Requirements: Filter the data for lines with the word "have", then copy every line so identified.

>> Begin Input for this task

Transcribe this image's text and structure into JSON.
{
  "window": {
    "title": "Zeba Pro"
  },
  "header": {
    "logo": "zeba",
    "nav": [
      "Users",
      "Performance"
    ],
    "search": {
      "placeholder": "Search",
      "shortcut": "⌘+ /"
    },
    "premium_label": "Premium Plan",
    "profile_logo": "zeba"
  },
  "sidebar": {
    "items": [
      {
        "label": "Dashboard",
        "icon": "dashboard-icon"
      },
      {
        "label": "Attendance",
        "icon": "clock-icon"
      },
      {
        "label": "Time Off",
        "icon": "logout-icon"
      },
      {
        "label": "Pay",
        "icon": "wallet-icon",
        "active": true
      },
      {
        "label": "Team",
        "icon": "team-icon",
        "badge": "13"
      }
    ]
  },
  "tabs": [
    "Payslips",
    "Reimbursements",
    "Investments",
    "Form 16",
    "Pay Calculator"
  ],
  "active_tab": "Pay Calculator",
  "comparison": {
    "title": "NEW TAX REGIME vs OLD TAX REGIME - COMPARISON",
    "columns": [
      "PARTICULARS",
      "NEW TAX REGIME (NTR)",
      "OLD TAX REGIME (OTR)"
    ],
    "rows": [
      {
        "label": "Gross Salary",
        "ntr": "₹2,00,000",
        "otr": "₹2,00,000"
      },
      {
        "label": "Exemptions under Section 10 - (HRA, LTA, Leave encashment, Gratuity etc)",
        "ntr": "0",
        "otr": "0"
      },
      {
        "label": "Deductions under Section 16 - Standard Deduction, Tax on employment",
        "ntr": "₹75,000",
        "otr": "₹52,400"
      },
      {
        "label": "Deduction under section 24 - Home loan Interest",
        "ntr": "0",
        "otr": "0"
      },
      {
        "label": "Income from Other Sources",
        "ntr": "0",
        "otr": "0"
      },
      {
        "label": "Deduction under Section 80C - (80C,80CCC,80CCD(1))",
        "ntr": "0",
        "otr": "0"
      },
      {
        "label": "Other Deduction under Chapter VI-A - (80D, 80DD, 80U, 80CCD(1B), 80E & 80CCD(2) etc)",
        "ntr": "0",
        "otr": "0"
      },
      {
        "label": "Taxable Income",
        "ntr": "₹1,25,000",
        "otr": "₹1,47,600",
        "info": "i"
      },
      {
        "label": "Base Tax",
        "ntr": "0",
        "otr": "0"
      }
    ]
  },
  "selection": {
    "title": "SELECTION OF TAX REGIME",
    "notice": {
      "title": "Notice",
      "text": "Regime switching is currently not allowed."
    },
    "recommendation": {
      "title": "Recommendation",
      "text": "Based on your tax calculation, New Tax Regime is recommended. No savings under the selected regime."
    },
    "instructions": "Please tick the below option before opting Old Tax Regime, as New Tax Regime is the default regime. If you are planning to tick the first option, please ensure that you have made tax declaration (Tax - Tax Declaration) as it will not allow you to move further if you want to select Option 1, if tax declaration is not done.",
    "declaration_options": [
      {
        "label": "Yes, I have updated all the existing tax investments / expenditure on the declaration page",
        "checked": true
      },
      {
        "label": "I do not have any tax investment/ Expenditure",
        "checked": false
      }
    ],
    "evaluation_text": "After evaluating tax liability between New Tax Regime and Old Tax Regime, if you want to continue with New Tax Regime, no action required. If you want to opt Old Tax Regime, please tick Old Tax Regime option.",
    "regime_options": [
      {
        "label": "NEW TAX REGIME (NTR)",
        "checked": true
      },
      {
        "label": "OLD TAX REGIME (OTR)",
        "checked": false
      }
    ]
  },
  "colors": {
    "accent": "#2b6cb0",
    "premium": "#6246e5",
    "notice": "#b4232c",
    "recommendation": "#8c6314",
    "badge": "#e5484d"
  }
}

>> End Input for this task

Exercise response:
    "instructions": "Please tick the below option before opting Old Tax Regime, as New Tax Regime is the default regime. If you are planning to tick the first option, please ensure that you have made tax declaration (Tax - Tax Declaration) as it will not allow you to move further if you want to select Option 1, if tax declaration is not done.",
        "label": "Yes, I have updated all the existing tax investments / expenditure on the declaration page",
        "label": "I do not have any tax investment/ Expenditure",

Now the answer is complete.